WRITTEN TASK 1:
Return everything from "Ranked should have" down to "based on skill." in the matchmaking text, copied exactly.

EXTRACTED TEXT:
-*-*-

Older FPS games seemed to have way loser SBMM. I can remember playing the original MW2 and in lobbies I never knew if i would be the worst or the best player.

Some games i got romped and some i stomped. Then if you got better it felt like on average you would do better during matches. I miss that randomness to matches.

Having persistent lobbies helped too because you would build rivalries and sometimes go man to man and pit your best player against the enemy team’s best. Then if the enemy’s best player was way better than yours you doubled up on trying to stop him. Pull out all the irritating tactics and weapons.

Devs have coddled players by trying to make each match so close. Now lots people leave matches as soon as one side starts to pull ahead. And only if there is a blatant cheater on the other team is it even somewhat okay to leave (and course not counting real life emergencies are okay to leave for). But outside of that, no matter the odds everyone should try their hardest. Starting a match means you agree to all possible outcomes so quitting shouldn’t be an option.

Ranked should have very strict SBMM but social should basically have none. Social is like a pick up game at the local park (no SBMM and connection is the most important matching criteria). Ranked is like signing up for a team sport where they match you into leagues based on skill.

TLDR: I would just suggest lowering SBMM drastically on social modes.

-*-*-

EXCERPTED DATA:

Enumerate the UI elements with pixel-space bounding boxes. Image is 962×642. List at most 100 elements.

-*-*-

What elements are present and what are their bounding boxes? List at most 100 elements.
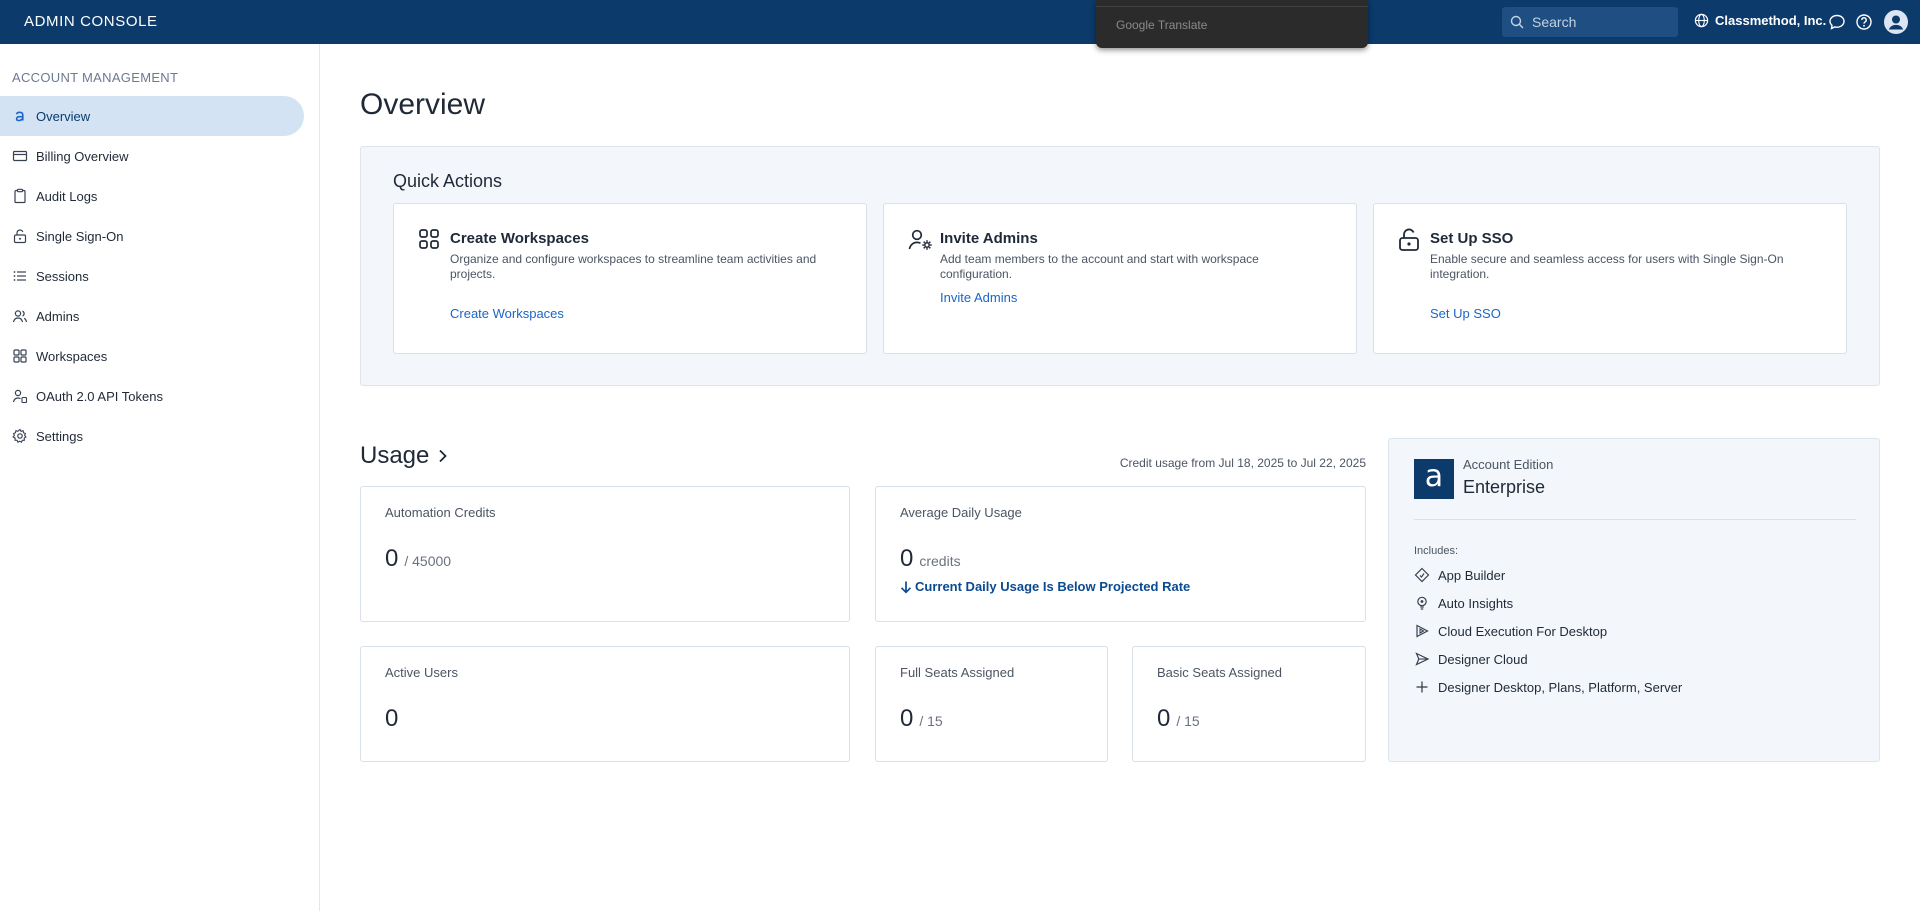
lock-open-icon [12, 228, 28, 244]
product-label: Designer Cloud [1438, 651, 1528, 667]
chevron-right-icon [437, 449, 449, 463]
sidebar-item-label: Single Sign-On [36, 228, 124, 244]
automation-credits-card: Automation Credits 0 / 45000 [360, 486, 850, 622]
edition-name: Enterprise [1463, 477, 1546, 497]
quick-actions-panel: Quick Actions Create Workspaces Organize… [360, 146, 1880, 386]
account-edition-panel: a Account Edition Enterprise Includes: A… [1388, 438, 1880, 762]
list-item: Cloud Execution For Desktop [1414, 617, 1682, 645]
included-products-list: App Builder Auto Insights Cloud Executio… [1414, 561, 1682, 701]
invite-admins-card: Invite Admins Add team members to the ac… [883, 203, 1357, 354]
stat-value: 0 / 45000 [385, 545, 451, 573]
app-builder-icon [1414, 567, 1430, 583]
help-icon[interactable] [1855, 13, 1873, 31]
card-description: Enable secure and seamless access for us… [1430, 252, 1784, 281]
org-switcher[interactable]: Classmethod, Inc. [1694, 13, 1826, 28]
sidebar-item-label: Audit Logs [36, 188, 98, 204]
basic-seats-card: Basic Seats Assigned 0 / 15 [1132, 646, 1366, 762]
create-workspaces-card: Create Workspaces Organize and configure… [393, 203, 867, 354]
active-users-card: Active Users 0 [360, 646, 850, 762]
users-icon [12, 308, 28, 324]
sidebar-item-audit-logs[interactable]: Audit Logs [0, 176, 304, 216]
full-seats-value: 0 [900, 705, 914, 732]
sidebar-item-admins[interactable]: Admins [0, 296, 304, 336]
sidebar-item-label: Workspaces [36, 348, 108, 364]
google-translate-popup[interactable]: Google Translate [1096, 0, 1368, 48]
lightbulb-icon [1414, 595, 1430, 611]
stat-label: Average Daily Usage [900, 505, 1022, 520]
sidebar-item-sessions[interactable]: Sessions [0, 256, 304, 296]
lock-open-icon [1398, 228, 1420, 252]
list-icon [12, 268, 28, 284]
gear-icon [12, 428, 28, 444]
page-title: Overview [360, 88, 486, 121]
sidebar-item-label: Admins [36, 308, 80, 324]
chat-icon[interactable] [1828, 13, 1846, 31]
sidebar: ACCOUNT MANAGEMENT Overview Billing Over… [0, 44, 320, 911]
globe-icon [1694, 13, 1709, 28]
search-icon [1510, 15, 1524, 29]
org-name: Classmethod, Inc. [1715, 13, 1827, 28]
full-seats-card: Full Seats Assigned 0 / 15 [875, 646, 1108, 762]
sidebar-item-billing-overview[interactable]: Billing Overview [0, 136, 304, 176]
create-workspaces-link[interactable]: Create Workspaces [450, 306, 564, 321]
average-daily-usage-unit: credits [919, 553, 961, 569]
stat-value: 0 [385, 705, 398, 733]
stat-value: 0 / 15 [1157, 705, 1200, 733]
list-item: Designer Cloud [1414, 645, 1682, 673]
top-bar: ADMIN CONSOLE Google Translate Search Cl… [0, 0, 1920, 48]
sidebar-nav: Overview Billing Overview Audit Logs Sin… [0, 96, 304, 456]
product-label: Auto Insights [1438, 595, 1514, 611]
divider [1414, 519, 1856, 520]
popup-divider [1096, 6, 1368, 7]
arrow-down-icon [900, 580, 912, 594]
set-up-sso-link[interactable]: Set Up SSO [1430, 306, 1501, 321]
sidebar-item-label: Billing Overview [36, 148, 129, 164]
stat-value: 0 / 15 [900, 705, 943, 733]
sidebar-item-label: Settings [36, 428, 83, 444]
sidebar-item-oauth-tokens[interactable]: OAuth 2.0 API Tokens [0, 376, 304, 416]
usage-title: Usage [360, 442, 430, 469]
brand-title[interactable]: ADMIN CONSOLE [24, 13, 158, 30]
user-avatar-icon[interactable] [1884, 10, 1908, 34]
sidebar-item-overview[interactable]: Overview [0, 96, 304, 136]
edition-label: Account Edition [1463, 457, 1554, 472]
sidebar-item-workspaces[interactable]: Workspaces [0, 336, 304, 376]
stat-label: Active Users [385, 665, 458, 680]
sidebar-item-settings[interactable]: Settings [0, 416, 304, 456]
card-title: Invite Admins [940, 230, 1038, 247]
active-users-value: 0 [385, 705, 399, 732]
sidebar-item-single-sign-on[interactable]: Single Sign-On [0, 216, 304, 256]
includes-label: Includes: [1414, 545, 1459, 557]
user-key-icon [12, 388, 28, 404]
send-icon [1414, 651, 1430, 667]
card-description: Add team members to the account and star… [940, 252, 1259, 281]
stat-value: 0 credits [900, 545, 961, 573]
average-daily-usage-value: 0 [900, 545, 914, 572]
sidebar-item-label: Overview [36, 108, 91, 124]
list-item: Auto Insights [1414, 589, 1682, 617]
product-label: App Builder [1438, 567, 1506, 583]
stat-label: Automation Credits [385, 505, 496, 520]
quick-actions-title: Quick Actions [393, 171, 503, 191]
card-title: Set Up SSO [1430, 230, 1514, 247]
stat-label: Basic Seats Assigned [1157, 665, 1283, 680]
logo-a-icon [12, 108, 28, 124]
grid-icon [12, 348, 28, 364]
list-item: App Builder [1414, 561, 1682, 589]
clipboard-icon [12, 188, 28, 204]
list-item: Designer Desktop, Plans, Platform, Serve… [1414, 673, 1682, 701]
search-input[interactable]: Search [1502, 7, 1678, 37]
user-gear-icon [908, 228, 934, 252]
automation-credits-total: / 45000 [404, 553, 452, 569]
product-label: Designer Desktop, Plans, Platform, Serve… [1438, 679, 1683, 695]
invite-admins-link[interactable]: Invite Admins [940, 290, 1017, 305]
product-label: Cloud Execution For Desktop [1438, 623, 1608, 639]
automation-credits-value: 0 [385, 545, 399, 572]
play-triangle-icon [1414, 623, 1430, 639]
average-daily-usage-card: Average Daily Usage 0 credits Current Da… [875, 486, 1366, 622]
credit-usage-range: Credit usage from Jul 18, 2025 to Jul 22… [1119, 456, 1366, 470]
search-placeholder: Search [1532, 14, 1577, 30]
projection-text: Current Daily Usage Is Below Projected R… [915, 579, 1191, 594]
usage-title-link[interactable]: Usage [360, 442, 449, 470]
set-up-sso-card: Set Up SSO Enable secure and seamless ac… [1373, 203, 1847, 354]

-*-*-

WRITTEN TASK 2:
Please retype everything in the entries from the line that contains "What elements are" down to the line that contains "account-edition-panel: a Account", both lines included, and leave the pictures out.

FULL RESPONSE 1:
Ranked should have very strict SBMM but social should basically have none. Social is like a pick up game at the local park (no SBMM and connection is the most important matching criteria). Ranked is like signing up for a team sport where they match you into leagues based on skill.

FULL RESPONSE 2:
What elements are present and what are their bounding boxes? List at most 100 elements.
lock-open-icon [12, 228, 28, 244]
product-label: Designer Cloud [1438, 651, 1528, 667]
chevron-right-icon [437, 449, 449, 463]
sidebar-item-label: Single Sign-On [36, 228, 124, 244]
automation-credits-card: Automation Credits 0 / 45000 [360, 486, 850, 622]
edition-name: Enterprise [1463, 477, 1546, 497]
quick-actions-panel: Quick Actions Create Workspaces Organize… [360, 146, 1880, 386]
account-edition-panel: a Account Edition Enterprise Includes: A… [1388, 438, 1880, 762]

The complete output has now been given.